ENUNCIADO 1>
Responde según el fragmento sobre Montaigne:
(a) ¿De quién es la máxima que llama a atreverse a saber?
(b) ¿En qué se convierten quienes estudian sin apetito ni afición?
(c) ¿Con qué arte propone Montaigne empezar?
ENUNCIADO 2>
Indica si cada afirmación coincide con el fragmento sobre Montaigne. Contesta sí o no y cita las palabras del fragmento que lo deciden.
(a) Montaigne insiste en la máxima de Horacio dos siglos antes que Kant.
(b) Montaigne defiende un aprendizaje basado en la repetición y la memoria.
(c) Montaigne quiere que la razón sea la única guía de la conciencia y la virtud del niño.
ENUNCIADO 3> Enumera todas las personas que se nombran en el fragmento sobre Montaigne.

Insiste ya Montaigne, dos siglos antes de que Kant haga de ella el grito de guerra que definirá a la Ilustración, en la máxima de Horacio que llama a atreverse a saber. Sapere aude. Pone, así, el acento no tanto en lo que se ha de conocer cuanto en el coraje que se requiere, en la disposición subjetiva, en la actitud y el deseo de conocimiento. Pues, sin apetito ni afición, dirá Montaigne al término de su texto, no se hacen sino asnos cargados de libros. Contra el aprendizaje estéril que no es sino repetición y memoria, Montaigne apuesta porque la conciencia y la virtud del niño no tengan más guía que la razón. Frente a la habitual formación de almas siervas y cautivas, apuesta por un entendimiento que beba de esos discursos que no enseñan sino a conocerse y a saber morir y vivir bien. "De las artes liberales --apunta--, empecemos con el arte que nos hace libres". Empecemos, quiere decir, por la filosofía.

Registros de límites de elementos
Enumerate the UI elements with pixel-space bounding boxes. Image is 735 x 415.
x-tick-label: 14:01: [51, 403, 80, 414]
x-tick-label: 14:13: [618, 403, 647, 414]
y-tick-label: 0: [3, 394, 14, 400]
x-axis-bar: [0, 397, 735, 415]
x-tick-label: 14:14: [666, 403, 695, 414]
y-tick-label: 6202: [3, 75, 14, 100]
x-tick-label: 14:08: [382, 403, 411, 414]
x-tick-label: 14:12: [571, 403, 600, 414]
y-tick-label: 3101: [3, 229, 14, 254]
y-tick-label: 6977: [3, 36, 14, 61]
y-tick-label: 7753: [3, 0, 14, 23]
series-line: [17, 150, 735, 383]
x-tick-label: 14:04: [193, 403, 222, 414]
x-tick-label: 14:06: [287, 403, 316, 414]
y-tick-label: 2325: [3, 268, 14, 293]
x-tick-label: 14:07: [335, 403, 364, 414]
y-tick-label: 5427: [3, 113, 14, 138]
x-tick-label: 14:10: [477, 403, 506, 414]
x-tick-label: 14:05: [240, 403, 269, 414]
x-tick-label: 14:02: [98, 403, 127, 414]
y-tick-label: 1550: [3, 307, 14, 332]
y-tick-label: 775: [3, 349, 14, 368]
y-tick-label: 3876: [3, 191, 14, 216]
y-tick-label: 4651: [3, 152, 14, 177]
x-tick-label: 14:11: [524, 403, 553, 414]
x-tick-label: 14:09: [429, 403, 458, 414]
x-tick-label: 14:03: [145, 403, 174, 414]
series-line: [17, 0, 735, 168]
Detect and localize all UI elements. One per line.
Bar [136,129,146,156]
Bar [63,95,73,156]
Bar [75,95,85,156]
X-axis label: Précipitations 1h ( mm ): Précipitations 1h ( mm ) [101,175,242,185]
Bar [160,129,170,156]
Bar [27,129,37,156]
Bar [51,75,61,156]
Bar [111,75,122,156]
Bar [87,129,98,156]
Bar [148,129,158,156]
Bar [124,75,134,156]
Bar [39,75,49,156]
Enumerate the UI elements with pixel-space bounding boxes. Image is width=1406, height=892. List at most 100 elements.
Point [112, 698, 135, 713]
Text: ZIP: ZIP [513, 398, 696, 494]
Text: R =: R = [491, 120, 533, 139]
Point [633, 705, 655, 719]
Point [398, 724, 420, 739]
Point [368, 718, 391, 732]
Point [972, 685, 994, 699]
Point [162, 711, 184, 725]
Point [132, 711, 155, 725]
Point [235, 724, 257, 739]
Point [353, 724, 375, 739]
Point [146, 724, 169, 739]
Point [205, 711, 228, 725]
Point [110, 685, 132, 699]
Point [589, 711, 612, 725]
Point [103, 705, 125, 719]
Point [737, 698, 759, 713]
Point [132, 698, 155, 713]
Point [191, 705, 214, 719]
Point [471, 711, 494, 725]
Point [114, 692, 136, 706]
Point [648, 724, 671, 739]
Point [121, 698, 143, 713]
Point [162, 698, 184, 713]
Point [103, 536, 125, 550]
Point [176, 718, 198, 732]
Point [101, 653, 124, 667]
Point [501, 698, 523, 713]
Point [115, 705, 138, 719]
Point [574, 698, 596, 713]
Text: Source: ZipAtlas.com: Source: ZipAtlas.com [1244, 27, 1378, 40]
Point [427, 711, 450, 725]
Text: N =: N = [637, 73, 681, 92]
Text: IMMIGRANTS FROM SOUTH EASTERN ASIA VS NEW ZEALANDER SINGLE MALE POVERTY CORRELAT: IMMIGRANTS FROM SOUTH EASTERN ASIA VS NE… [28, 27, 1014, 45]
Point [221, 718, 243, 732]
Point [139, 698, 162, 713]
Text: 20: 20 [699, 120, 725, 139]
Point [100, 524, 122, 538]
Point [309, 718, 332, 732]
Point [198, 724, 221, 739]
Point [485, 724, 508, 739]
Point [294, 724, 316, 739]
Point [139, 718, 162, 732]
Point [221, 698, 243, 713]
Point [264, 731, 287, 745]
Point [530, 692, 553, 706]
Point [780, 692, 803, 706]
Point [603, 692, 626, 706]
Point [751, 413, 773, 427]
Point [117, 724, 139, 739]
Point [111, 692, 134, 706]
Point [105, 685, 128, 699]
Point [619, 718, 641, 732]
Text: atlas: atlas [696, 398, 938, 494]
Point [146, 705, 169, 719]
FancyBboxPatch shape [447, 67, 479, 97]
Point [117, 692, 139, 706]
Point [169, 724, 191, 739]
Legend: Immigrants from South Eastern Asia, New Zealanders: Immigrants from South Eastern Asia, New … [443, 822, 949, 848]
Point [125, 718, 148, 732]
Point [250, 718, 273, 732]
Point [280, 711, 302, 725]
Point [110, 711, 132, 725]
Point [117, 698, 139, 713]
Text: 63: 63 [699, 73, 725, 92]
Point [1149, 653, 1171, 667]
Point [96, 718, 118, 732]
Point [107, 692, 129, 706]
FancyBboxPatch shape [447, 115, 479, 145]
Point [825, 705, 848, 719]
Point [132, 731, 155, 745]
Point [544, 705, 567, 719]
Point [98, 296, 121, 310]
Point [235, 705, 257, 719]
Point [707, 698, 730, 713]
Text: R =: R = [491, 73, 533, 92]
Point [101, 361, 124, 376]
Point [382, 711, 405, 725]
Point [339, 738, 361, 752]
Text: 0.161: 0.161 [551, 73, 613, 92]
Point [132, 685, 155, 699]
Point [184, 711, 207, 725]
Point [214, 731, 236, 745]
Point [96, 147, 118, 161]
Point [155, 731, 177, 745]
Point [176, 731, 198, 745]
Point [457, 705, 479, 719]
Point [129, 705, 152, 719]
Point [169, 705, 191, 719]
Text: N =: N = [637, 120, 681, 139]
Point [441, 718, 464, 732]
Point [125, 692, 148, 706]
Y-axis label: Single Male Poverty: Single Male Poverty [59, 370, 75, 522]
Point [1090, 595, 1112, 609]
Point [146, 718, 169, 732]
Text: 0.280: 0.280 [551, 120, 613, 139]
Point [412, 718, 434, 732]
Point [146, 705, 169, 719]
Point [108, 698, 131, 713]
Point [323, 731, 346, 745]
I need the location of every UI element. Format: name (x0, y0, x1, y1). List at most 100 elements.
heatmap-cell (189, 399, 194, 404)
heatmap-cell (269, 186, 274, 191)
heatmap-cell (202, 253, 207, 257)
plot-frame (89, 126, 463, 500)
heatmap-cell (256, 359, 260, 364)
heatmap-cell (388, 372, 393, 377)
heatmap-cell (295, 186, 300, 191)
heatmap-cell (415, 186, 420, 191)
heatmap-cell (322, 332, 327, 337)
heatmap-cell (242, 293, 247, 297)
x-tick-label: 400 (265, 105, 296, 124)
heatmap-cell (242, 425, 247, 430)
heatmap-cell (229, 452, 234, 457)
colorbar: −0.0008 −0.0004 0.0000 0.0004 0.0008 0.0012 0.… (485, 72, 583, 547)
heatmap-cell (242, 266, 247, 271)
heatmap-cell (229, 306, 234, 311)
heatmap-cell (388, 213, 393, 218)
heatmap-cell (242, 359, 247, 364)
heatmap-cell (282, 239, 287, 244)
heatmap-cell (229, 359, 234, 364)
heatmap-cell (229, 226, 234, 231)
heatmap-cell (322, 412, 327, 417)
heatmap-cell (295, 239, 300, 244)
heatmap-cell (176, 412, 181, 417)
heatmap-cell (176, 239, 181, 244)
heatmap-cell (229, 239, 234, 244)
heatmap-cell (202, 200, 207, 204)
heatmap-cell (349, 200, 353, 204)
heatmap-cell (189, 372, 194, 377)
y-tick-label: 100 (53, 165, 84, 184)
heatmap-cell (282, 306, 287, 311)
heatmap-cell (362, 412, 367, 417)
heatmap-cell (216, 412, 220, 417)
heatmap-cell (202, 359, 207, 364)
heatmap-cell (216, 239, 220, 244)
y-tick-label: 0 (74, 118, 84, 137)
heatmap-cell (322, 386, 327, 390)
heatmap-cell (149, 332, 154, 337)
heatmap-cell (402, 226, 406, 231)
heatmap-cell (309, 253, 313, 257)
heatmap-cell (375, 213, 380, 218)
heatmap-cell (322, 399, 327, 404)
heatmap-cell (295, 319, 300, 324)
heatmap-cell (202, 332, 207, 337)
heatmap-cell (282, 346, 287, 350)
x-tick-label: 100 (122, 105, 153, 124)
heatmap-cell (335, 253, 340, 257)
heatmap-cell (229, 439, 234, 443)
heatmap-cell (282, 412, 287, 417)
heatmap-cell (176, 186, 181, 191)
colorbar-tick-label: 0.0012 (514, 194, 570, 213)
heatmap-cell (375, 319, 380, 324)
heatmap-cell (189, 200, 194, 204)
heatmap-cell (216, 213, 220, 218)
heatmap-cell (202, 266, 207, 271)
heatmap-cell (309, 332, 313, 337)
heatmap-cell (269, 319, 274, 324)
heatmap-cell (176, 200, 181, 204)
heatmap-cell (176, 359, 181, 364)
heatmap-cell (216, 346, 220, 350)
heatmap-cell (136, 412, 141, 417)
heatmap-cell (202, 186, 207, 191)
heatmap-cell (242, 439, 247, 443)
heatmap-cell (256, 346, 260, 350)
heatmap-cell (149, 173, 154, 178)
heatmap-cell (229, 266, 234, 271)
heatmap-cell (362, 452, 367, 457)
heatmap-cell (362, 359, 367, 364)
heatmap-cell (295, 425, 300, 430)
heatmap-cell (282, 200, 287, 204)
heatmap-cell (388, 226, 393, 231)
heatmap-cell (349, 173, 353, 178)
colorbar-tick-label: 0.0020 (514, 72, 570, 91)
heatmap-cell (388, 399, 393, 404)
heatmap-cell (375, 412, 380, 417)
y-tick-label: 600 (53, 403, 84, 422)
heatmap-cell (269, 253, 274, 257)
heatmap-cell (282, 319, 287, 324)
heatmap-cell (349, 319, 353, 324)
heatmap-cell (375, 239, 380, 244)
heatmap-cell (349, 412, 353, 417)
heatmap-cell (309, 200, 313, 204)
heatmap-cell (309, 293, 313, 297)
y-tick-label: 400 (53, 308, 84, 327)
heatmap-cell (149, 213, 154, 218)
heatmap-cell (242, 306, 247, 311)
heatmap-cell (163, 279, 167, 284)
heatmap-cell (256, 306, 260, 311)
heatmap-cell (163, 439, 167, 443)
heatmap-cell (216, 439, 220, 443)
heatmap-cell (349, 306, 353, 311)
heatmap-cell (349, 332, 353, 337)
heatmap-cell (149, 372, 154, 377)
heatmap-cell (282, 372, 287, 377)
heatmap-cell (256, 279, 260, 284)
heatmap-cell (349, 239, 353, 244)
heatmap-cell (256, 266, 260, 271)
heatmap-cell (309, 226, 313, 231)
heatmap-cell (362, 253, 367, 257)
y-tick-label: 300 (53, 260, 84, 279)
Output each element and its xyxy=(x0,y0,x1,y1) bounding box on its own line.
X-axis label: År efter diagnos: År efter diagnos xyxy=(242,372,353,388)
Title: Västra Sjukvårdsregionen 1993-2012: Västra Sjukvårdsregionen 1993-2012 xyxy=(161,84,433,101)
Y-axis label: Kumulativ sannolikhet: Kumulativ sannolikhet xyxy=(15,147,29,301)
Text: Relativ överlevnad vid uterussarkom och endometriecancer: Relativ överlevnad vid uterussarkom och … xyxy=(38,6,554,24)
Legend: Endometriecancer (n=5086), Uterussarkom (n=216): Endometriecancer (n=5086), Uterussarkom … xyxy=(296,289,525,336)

RESPUESTA ESPERADA 1>
(a) De Horacio.
(b) En asnos cargados de libros.
(c) Con el arte que nos hace libres, es decir, con la filosofía.

RESPUESTA ESPERADA 2>
(a) Sí: "Insiste ya Montaigne, dos siglos antes de que Kant haga de ella el grito de guerra que definirá a la Ilustración, en la máxima de Horacio".
(b) No: "Contra el aprendizaje estéril que no es sino repetición y memoria".
(c) Sí: "la conciencia y la virtud del niño no tengan más guía que la razón".

RESPUESTA ESPERADA 3> Montaigne, Kant y Horacio.